_WHAT YOU HAVE TO DO_
What follows is a block of records; restate each one word for word.

— START —

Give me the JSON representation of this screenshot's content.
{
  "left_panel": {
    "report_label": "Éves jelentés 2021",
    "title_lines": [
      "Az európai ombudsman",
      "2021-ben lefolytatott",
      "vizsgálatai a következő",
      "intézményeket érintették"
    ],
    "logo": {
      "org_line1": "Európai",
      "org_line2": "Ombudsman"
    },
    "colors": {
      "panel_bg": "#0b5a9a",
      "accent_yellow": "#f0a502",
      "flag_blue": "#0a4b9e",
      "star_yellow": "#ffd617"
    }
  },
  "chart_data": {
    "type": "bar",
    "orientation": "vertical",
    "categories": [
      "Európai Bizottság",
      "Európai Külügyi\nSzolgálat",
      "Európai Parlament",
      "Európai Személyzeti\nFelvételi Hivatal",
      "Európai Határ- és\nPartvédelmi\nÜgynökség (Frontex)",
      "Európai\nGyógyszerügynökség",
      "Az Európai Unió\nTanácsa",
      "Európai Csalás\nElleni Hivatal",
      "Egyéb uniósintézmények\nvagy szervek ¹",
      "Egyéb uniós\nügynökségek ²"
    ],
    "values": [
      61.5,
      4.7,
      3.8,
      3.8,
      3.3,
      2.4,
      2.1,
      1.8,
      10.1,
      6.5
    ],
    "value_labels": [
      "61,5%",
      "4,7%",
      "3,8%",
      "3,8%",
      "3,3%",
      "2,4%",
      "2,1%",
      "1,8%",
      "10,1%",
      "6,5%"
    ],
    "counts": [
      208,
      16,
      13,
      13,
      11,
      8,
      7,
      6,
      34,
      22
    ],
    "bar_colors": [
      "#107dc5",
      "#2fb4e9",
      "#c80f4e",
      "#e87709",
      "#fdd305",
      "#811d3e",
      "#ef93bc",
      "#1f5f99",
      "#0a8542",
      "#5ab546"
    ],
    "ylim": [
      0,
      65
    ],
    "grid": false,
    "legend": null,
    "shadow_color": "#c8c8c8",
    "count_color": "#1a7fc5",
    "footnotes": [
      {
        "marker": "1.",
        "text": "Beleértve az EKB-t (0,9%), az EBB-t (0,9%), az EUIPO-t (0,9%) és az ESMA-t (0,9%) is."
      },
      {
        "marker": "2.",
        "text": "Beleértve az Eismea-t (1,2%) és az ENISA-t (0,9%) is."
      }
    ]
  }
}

— END —

_WRITTEN RESPONSE_
Give me the JSON representation of this screenshot's content.
{
  "left_panel": {
    "report_label": "Éves jelentés 2021",
    "title_lines": [
      "Az európai ombudsman",
      "2021-ben lefolytatott",
      "vizsgálatai a következő",
      "intézményeket érintették"
    ],
    "logo": {
      "org_line1": "Európai",
      "org_line2": "Ombudsman"
    },
    "colors": {
      "panel_bg": "#0b5a9a",
      "accent_yellow": "#f0a502",
      "flag_blue": "#0a4b9e",
      "star_yellow": "#ffd617"
    }
  },
  "chart_data": {
    "type": "bar",
    "orientation": "vertical",
    "categories": [
      "Európai Bizottság",
      "Európai Külügyi\nSzolgálat",
      "Európai Parlament",
      "Európai Személyzeti\nFelvételi Hivatal",
      "Európai Határ- és\nPartvédelmi\nÜgynökség (Frontex)",
      "Európai\nGyógyszerügynökség",
      "Az Európai Unió\nTanácsa",
      "Európai Csalás\nElleni Hivatal",
      "Egyéb uniósintézmények\nvagy szervek ¹",
      "Egyéb uniós\nügynökségek ²"
    ],
    "values": [
      61.5,
      4.7,
      3.8,
      3.8,
      3.3,
      2.4,
      2.1,
      1.8,
      10.1,
      6.5
    ],
    "value_labels": [
      "61,5%",
      "4,7%",
      "3,8%",
      "3,8%",
      "3,3%",
      "2,4%",
      "2,1%",
      "1,8%",
      "10,1%",
      "6,5%"
    ],
    "counts": [
      208,
      16,
      13,
      13,
      11,
      8,
      7,
      6,
      34,
      22
    ],
    "bar_colors": [
      "#107dc5",
      "#2fb4e9",
      "#c80f4e",
      "#e87709",
      "#fdd305",
      "#811d3e",
      "#ef93bc",
      "#1f5f99",
      "#0a8542",
      "#5ab546"
    ],
    "ylim": [
      0,
      65
    ],
    "grid": false,
    "legend": null,
    "shadow_color": "#c8c8c8",
    "count_color": "#1a7fc5",
    "footnotes": [
      {
        "marker": "1.",
        "text": "Beleértve az EKB-t (0,9%), az EBB-t (0,9%), az EUIPO-t (0,9%) és az ESMA-t (0,9%) is."
      },
      {
        "marker": "2.",
        "text": "Beleértve az Eismea-t (1,2%) és az ENISA-t (0,9%) is."
      }
    ]
  }
}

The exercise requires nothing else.